═════ Material ═════

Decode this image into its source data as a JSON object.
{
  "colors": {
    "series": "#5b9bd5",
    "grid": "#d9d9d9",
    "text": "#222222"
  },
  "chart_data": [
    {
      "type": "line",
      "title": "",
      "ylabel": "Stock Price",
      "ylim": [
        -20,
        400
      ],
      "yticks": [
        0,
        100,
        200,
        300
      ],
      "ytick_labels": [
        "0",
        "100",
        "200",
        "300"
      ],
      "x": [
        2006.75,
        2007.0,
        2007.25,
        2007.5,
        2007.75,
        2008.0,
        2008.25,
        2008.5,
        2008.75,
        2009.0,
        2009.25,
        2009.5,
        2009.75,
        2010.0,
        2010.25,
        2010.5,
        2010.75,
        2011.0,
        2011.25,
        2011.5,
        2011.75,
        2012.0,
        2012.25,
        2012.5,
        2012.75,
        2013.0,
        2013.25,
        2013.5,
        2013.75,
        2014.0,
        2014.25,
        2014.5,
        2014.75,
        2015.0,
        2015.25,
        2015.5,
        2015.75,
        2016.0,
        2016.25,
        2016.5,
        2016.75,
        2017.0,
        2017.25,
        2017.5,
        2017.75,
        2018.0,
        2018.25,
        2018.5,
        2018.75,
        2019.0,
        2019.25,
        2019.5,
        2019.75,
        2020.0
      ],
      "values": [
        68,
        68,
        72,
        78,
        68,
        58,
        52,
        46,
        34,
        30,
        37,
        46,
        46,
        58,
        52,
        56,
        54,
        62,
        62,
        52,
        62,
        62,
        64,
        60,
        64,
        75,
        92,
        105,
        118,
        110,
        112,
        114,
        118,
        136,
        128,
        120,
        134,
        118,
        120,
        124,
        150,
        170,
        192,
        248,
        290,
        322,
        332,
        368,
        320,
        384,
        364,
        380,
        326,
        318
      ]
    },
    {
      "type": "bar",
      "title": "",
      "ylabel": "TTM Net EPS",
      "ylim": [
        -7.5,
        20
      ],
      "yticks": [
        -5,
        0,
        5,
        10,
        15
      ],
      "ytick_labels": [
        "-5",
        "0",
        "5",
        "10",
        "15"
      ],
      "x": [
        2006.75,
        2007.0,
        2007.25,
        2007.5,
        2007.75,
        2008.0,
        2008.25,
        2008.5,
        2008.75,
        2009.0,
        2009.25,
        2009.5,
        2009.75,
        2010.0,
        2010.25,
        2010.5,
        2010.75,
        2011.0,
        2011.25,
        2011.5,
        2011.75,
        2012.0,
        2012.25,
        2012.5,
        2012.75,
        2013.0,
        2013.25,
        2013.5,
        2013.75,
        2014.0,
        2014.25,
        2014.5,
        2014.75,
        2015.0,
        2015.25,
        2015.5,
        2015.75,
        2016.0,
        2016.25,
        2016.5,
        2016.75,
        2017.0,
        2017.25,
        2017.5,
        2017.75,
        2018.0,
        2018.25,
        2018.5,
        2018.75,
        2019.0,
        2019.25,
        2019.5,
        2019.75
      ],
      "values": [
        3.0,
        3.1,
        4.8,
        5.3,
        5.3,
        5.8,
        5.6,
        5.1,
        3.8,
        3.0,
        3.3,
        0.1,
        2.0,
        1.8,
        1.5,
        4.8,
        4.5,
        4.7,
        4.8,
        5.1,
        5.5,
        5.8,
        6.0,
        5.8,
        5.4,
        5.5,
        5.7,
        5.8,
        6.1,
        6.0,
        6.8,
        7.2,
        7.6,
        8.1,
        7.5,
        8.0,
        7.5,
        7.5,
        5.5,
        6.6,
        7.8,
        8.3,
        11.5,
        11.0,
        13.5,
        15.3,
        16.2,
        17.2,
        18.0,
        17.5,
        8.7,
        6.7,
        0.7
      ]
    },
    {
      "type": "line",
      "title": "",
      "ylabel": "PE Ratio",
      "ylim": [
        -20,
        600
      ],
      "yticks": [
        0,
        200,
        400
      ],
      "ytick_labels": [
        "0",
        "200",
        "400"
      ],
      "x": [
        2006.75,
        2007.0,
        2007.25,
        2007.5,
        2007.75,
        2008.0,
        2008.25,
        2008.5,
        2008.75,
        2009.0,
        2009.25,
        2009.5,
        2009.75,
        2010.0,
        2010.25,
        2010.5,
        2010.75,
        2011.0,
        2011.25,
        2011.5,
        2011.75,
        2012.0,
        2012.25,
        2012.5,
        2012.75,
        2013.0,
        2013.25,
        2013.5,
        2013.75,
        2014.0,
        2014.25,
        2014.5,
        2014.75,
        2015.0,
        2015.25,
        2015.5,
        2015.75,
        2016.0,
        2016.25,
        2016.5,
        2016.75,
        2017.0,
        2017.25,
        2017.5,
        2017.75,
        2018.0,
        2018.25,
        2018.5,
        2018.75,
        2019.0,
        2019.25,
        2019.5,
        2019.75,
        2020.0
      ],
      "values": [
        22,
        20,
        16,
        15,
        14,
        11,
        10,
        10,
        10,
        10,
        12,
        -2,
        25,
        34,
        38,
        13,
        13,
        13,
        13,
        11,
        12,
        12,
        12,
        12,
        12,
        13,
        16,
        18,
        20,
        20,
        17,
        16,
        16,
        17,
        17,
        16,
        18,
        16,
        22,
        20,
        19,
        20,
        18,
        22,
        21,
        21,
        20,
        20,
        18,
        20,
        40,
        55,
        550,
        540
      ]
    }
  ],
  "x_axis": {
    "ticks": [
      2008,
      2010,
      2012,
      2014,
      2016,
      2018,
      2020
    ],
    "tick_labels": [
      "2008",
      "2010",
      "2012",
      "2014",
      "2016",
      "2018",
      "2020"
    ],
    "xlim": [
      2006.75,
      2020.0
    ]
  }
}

═════

Task goal: Write the complete data out, exactly as above.

Output of the exercise:
Decode this image into its source data as a JSON object.
{
  "colors": {
    "series": "#5b9bd5",
    "grid": "#d9d9d9",
    "text": "#222222"
  },
  "chart_data": [
    {
      "type": "line",
      "title": "",
      "ylabel": "Stock Price",
      "ylim": [
        -20,
        400
      ],
      "yticks": [
        0,
        100,
        200,
        300
      ],
      "ytick_labels": [
        "0",
        "100",
        "200",
        "300"
      ],
      "x": [
        2006.75,
        2007.0,
        2007.25,
        2007.5,
        2007.75,
        2008.0,
        2008.25,
        2008.5,
        2008.75,
        2009.0,
        2009.25,
        2009.5,
        2009.75,
        2010.0,
        2010.25,
        2010.5,
        2010.75,
        2011.0,
        2011.25,
        2011.5,
        2011.75,
        2012.0,
        2012.25,
        2012.5,
        2012.75,
        2013.0,
        2013.25,
        2013.5,
        2013.75,
        2014.0,
        2014.25,
        2014.5,
        2014.75,
        2015.0,
        2015.25,
        2015.5,
        2015.75,
        2016.0,
        2016.25,
        2016.5,
        2016.75,
        2017.0,
        2017.25,
        2017.5,
        2017.75,
        2018.0,
        2018.25,
        2018.5,
        2018.75,
        2019.0,
        2019.25,
        2019.5,
        2019.75,
        2020.0
      ],
      "values": [
        68,
        68,
        72,
        78,
        68,
        58,
        52,
        46,
        34,
        30,
        37,
        46,
        46,
        58,
        52,
        56,
        54,
        62,
        62,
        52,
        62,
        62,
        64,
        60,
        64,
        75,
        92,
        105,
        118,
        110,
        112,
        114,
        118,
        136,
        128,
        120,
        134,
        118,
        120,
        124,
        150,
        170,
        192,
        248,
        290,
        322,
        332,
        368,
        320,
        384,
        364,
        380,
        326,
        318
      ]
    },
    {
      "type": "bar",
      "title": "",
      "ylabel": "TTM Net EPS",
      "ylim": [
        -7.5,
        20
      ],
      "yticks": [
        -5,
        0,
        5,
        10,
        15
      ],
      "ytick_labels": [
        "-5",
        "0",
        "5",
        "10",
        "15"
      ],
      "x": [
        2006.75,
        2007.0,
        2007.25,
        2007.5,
        2007.75,
        2008.0,
        2008.25,
        2008.5,
        2008.75,
        2009.0,
        2009.25,
        2009.5,
        2009.75,
        2010.0,
        2010.25,
        2010.5,
        2010.75,
        2011.0,
        2011.25,
        2011.5,
        2011.75,
        2012.0,
        2012.25,
        2012.5,
        2012.75,
        2013.0,
        2013.25,
        2013.5,
        2013.75,
        2014.0,
        2014.25,
        2014.5,
        2014.75,
        2015.0,
        2015.25,
        2015.5,
        2015.75,
        2016.0,
        2016.25,
        2016.5,
        2016.75,
        2017.0,
        2017.25,
        2017.5,
        2017.75,
        2018.0,
        2018.25,
        2018.5,
        2018.75,
        2019.0,
        2019.25,
        2019.5,
        2019.75
      ],
      "values": [
        3.0,
        3.1,
        4.8,
        5.3,
        5.3,
        5.8,
        5.6,
        5.1,
        3.8,
        3.0,
        3.3,
        0.1,
        2.0,
        1.8,
        1.5,
        4.8,
        4.5,
        4.7,
        4.8,
        5.1,
        5.5,
        5.8,
        6.0,
        5.8,
        5.4,
        5.5,
        5.7,
        5.8,
        6.1,
        6.0,
        6.8,
        7.2,
        7.6,
        8.1,
        7.5,
        8.0,
        7.5,
        7.5,
        5.5,
        6.6,
        7.8,
        8.3,
        11.5,
        11.0,
        13.5,
        15.3,
        16.2,
        17.2,
        18.0,
        17.5,
        8.7,
        6.7,
        0.7
      ]
    },
    {
      "type": "line",
      "title": "",
      "ylabel": "PE Ratio",
      "ylim": [
        -20,
        600
      ],
      "yticks": [
        0,
        200,
        400
      ],
      "ytick_labels": [
        "0",
        "200",
        "400"
      ],
      "x": [
        2006.75,
        2007.0,
        2007.25,
        2007.5,
        2007.75,
        2008.0,
        2008.25,
        2008.5,
        2008.75,
        2009.0,
        2009.25,
        2009.5,
        2009.75,
        2010.0,
        2010.25,
        2010.5,
        2010.75,
        2011.0,
        2011.25,
        2011.5,
        2011.75,
        2012.0,
        2012.25,
        2012.5,
        2012.75,
        2013.0,
        2013.25,
        2013.5,
        2013.75,
        2014.0,
        2014.25,
        2014.5,
        2014.75,
        2015.0,
        2015.25,
        2015.5,
        2015.75,
        2016.0,
        2016.25,
        2016.5,
        2016.75,
        2017.0,
        2017.25,
        2017.5,
        2017.75,
        2018.0,
        2018.25,
        2018.5,
        2018.75,
        2019.0,
        2019.25,
        2019.5,
        2019.75,
        2020.0
      ],
      "values": [
        22,
        20,
        16,
        15,
        14,
        11,
        10,
        10,
        10,
        10,
        12,
        -2,
        25,
        34,
        38,
        13,
        13,
        13,
        13,
        11,
        12,
        12,
        12,
        12,
        12,
        13,
        16,
        18,
        20,
        20,
        17,
        16,
        16,
        17,
        17,
        16,
        18,
        16,
        22,
        20,
        19,
        20,
        18,
        22,
        21,
        21,
        20,
        20,
        18,
        20,
        40,
        55,
        550,
        540
      ]
    }
  ],
  "x_axis": {
    "ticks": [
      2008,
      2010,
      2012,
      2014,
      2016,
      2018,
      2020
    ],
    "tick_labels": [
      "2008",
      "2010",
      "2012",
      "2014",
      "2016",
      "2018",
      "2020"
    ],
    "xlim": [
      2006.75,
      2020.0
    ]
  }
}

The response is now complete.